### WHAT TO PRODUCE
How many of the lines that follow contain the word "station"? Give only the number.
:: DATASET EXTRACT
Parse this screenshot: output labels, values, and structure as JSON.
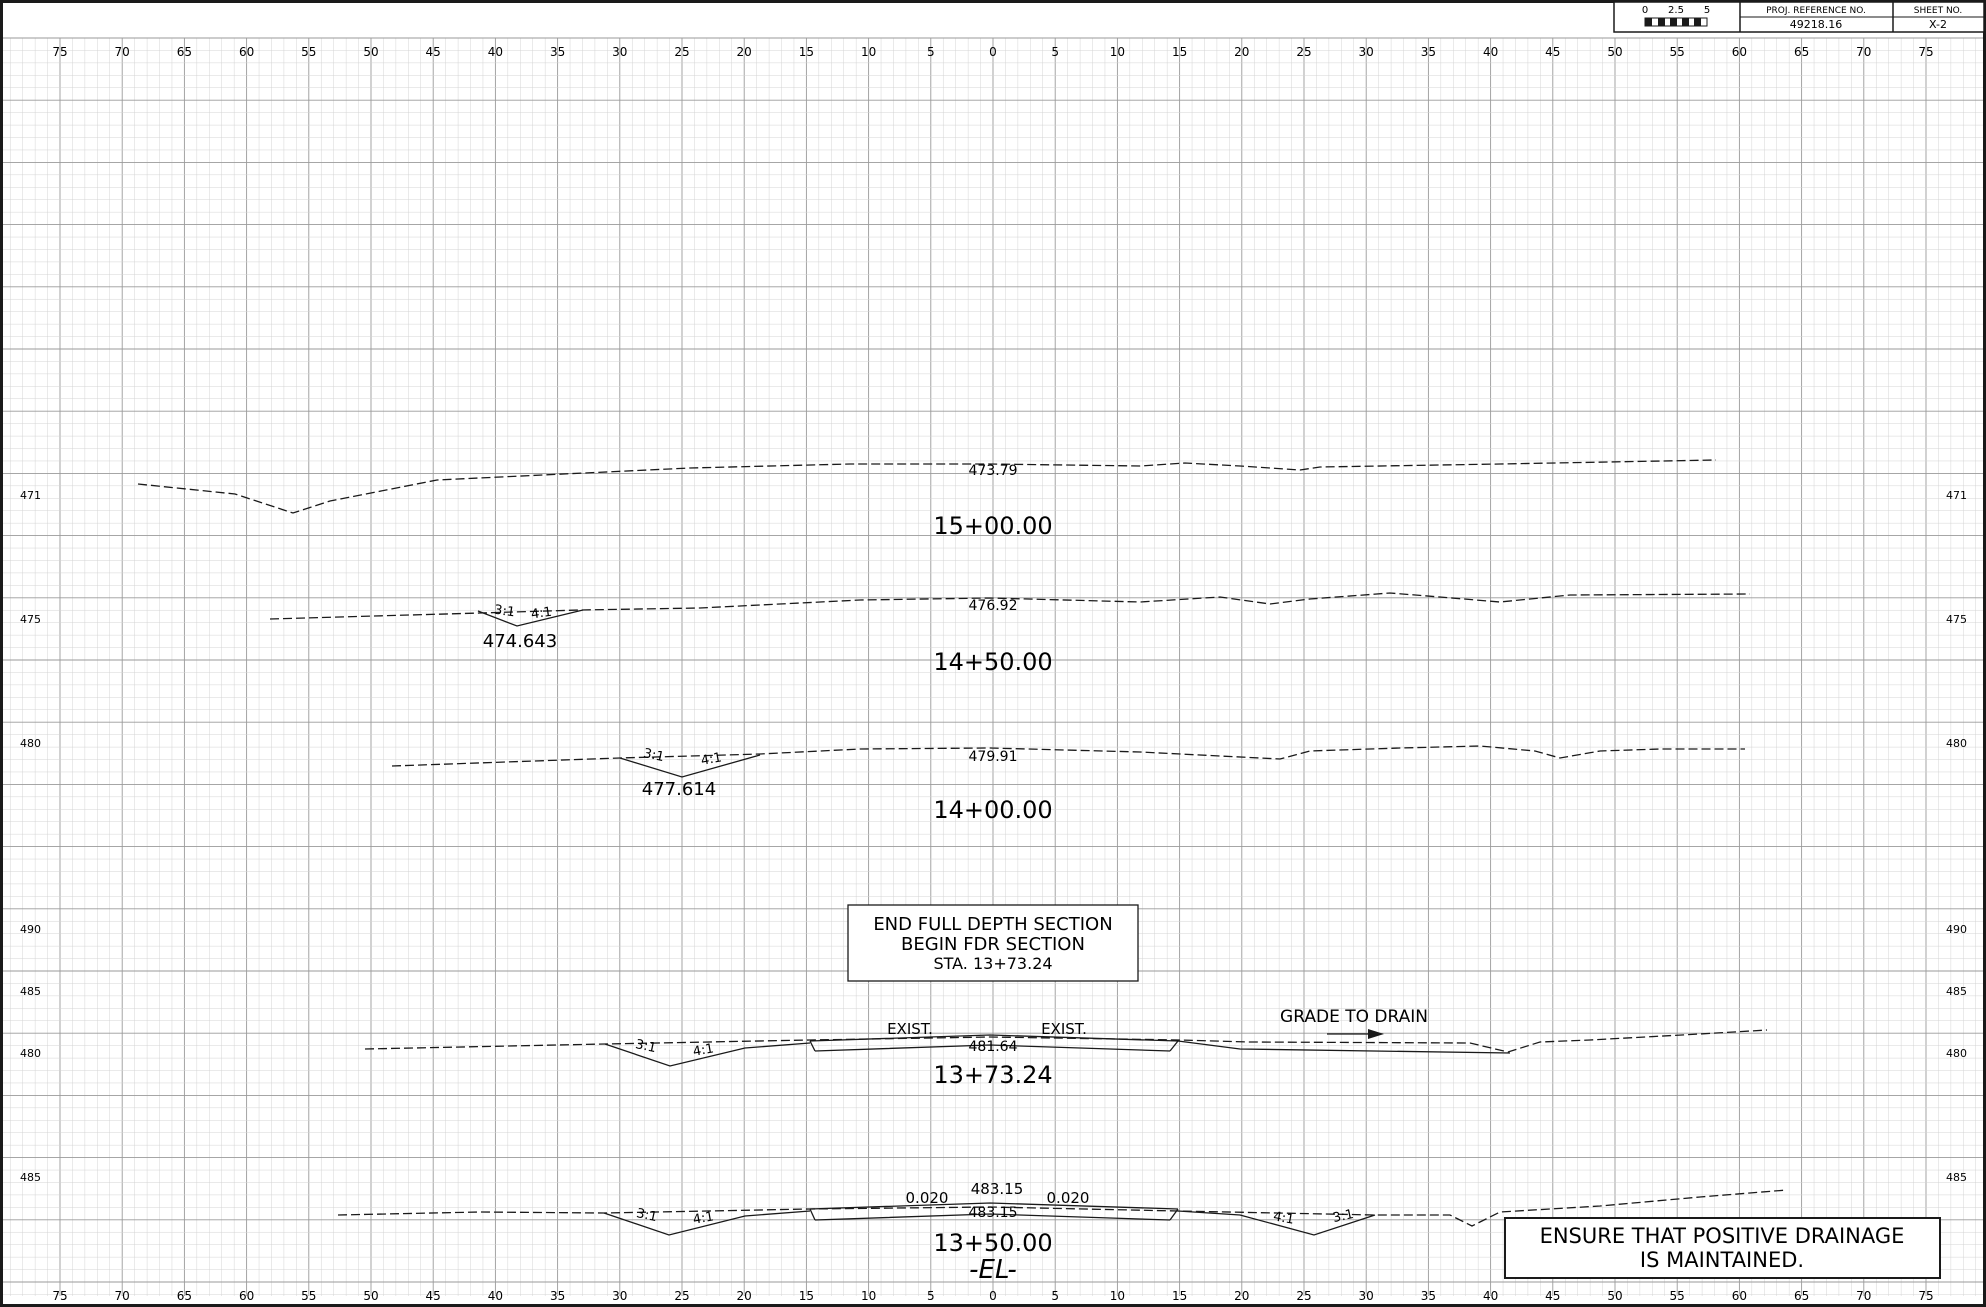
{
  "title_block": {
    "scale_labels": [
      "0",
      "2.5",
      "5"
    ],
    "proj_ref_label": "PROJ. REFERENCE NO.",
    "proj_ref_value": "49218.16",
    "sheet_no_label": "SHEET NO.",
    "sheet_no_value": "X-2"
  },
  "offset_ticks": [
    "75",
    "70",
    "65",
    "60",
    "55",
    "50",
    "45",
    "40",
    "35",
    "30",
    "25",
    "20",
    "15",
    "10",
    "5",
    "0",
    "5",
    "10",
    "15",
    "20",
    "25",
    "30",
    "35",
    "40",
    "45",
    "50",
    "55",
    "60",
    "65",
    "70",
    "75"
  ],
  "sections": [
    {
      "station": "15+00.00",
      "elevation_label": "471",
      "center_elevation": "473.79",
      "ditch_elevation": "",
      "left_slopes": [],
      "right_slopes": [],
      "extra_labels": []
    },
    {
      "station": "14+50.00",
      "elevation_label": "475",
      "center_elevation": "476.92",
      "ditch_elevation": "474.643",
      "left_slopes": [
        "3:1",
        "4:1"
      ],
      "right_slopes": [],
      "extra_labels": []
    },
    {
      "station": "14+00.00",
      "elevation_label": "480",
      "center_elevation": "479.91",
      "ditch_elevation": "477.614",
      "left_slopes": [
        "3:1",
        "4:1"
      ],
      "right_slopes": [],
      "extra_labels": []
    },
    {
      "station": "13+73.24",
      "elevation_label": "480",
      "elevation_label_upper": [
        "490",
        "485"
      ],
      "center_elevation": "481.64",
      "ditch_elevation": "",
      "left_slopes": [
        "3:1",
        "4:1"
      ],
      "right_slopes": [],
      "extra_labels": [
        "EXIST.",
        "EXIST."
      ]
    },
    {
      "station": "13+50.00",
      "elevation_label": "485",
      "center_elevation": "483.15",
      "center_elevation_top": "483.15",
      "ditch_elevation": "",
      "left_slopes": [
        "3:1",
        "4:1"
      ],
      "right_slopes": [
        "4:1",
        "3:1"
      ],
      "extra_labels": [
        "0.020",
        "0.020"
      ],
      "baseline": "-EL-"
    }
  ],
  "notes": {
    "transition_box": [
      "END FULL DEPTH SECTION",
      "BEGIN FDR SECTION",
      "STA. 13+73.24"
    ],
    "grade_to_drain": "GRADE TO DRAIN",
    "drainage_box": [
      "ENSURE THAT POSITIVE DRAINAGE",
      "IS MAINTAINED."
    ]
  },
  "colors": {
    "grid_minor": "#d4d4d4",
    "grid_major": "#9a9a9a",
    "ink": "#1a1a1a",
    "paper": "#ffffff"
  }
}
::::
### RESULT FOR THIS EXERCISE
5